Dataset rows about figures
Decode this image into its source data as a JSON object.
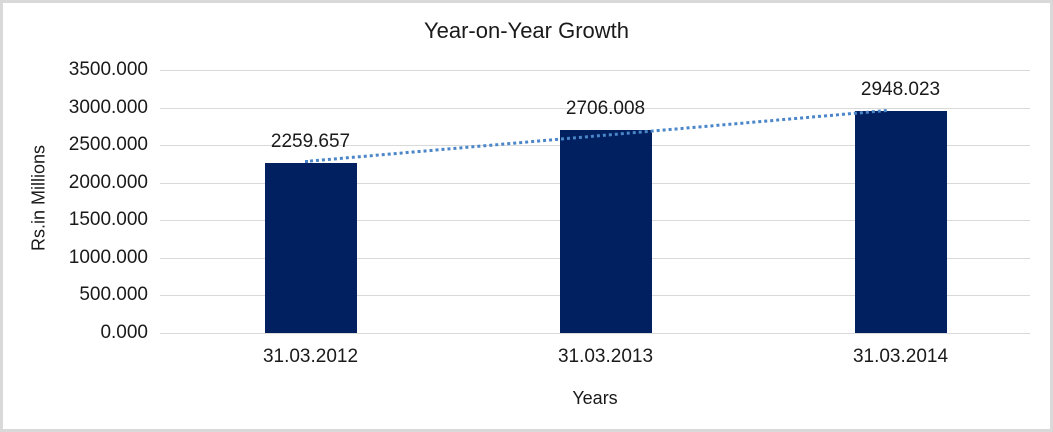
{
  "chart_data": {
    "type": "bar",
    "title": "Year-on-Year Growth",
    "xlabel": "Years",
    "ylabel": "Rs.in Millions",
    "categories": [
      "31.03.2012",
      "31.03.2013",
      "31.03.2014"
    ],
    "values": [
      2259.657,
      2706.008,
      2948.023
    ],
    "value_labels": [
      "2259.657",
      "2706.008",
      "2948.023"
    ],
    "y_ticks": [
      "0.000",
      "500.000",
      "1000.000",
      "1500.000",
      "2000.000",
      "2500.000",
      "3000.000",
      "3500.000"
    ],
    "y_tick_values": [
      0,
      500,
      1000,
      1500,
      2000,
      2500,
      3000,
      3500
    ],
    "ylim": [
      0,
      3500
    ],
    "grid": true,
    "legend": false,
    "bar_color": "#002060",
    "grid_color": "#d9d9d9",
    "border_color": "#d9d9d9",
    "trendline": {
      "type": "linear",
      "style": "dotted",
      "color": "#4a86c8"
    }
  }
}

#### PROBLEM STATEMENT
Copy each line in full and exactly, omitting any picture.

#### SOLUTION TO THIS EXERCISE
Decode this image into its source data as a JSON object.
{
  "chart_data": {
    "type": "bar",
    "title": "Year-on-Year Growth",
    "xlabel": "Years",
    "ylabel": "Rs.in Millions",
    "categories": [
      "31.03.2012",
      "31.03.2013",
      "31.03.2014"
    ],
    "values": [
      2259.657,
      2706.008,
      2948.023
    ],
    "value_labels": [
      "2259.657",
      "2706.008",
      "2948.023"
    ],
    "y_ticks": [
      "0.000",
      "500.000",
      "1000.000",
      "1500.000",
      "2000.000",
      "2500.000",
      "3000.000",
      "3500.000"
    ],
    "y_tick_values": [
      0,
      500,
      1000,
      1500,
      2000,
      2500,
      3000,
      3500
    ],
    "ylim": [
      0,
      3500
    ],
    "grid": true,
    "legend": false,
    "bar_color": "#002060",
    "grid_color": "#d9d9d9",
    "border_color": "#d9d9d9",
    "trendline": {
      "type": "linear",
      "style": "dotted",
      "color": "#4a86c8"
    }
  }
}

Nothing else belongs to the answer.